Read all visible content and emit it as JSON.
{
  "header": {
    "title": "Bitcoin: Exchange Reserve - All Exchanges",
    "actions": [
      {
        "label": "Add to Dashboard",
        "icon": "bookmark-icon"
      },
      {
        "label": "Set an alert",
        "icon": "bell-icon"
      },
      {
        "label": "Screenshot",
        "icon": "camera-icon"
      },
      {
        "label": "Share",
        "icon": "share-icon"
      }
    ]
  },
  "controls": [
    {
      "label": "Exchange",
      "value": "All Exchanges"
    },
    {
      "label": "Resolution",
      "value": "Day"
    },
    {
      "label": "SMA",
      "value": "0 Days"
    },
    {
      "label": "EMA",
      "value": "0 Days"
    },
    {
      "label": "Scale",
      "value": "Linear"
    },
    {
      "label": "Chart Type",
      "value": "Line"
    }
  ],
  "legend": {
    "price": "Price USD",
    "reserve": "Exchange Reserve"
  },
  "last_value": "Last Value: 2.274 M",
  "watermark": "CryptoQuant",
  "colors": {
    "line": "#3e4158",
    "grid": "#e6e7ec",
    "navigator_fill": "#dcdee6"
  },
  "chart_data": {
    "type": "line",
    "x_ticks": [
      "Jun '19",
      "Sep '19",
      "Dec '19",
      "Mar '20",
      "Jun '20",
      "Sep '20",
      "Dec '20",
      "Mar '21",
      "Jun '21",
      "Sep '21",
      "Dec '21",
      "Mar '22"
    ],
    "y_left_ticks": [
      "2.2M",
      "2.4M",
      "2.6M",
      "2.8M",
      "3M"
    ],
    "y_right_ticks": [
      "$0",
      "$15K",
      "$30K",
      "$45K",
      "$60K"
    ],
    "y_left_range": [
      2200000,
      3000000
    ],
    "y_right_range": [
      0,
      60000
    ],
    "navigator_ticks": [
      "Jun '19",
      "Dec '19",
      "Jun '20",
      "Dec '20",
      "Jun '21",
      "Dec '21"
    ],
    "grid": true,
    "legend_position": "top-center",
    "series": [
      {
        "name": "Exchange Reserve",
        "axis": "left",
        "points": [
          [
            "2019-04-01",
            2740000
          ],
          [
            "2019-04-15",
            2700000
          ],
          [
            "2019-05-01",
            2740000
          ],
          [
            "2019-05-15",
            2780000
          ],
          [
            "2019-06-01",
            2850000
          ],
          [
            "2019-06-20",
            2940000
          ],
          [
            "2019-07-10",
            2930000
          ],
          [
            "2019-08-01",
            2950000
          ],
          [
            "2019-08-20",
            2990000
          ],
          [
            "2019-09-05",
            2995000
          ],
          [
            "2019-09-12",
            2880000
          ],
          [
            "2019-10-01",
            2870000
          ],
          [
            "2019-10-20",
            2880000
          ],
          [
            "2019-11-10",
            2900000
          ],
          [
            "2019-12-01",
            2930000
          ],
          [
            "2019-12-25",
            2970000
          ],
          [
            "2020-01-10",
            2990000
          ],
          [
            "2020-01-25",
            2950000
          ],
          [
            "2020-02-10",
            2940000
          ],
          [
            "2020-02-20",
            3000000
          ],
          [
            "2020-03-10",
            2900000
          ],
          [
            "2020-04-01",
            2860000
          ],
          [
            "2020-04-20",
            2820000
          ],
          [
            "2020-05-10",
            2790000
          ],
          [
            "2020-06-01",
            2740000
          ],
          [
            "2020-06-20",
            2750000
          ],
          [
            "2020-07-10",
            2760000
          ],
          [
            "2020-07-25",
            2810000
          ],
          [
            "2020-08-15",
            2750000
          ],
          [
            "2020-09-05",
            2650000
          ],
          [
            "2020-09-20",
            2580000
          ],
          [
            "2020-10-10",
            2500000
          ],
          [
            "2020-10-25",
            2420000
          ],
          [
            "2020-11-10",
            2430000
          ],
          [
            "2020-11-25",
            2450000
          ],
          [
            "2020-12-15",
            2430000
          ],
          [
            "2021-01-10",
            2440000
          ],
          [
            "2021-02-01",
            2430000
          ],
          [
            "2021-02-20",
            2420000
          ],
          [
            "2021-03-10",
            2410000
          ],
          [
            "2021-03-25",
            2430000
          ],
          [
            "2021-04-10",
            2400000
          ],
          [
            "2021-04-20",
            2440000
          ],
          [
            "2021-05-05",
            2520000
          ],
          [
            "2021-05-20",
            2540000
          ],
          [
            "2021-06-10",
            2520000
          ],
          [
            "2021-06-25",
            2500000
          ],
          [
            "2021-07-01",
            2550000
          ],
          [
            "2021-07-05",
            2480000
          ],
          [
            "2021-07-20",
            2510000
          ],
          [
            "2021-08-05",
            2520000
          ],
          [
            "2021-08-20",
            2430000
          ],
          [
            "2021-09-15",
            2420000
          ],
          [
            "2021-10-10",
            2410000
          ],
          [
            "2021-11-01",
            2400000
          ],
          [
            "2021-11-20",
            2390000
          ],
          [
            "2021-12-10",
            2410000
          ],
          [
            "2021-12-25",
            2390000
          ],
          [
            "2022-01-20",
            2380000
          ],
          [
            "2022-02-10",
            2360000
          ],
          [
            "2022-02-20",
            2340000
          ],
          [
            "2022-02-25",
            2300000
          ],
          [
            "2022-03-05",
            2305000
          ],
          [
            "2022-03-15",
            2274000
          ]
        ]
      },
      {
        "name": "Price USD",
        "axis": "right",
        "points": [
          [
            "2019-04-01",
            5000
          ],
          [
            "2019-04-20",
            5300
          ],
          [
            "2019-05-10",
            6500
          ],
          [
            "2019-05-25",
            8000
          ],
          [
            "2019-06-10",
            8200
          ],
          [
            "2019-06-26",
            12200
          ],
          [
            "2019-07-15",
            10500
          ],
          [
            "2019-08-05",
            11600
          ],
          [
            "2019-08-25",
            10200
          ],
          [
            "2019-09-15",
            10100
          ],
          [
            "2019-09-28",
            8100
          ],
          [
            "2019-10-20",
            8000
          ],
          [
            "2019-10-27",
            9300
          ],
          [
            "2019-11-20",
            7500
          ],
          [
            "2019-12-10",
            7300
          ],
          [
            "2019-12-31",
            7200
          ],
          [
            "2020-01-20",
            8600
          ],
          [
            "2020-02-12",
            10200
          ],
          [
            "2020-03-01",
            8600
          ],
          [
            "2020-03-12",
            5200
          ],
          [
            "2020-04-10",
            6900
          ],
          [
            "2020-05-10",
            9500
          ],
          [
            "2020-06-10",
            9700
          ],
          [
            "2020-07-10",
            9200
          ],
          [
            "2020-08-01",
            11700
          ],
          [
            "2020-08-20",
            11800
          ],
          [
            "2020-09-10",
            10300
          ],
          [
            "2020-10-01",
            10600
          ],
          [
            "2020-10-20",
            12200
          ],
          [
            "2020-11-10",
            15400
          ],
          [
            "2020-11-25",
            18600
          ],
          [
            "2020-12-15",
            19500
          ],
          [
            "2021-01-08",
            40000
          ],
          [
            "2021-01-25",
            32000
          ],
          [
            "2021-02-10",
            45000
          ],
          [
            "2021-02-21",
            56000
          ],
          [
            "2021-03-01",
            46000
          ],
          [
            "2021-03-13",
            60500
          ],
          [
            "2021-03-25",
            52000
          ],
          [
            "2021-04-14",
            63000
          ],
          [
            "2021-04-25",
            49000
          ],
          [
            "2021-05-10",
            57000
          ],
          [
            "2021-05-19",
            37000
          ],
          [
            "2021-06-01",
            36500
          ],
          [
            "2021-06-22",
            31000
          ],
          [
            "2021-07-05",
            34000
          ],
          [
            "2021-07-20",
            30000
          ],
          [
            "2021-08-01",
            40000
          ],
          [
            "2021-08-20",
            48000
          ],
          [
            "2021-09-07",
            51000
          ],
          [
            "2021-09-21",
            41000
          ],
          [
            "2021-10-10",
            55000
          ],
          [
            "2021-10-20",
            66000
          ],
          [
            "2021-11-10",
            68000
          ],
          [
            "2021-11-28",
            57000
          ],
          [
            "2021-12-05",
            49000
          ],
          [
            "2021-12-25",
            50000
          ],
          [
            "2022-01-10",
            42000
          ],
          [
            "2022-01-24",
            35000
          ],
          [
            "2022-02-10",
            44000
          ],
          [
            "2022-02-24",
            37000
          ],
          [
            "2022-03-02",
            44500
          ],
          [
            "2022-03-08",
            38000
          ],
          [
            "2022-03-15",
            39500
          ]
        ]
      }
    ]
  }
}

######

**GIVEN TASK:** Of the lines above, how many hold the string "label"? Answer with only the number.

**EXERCISE OUTPUT:** 10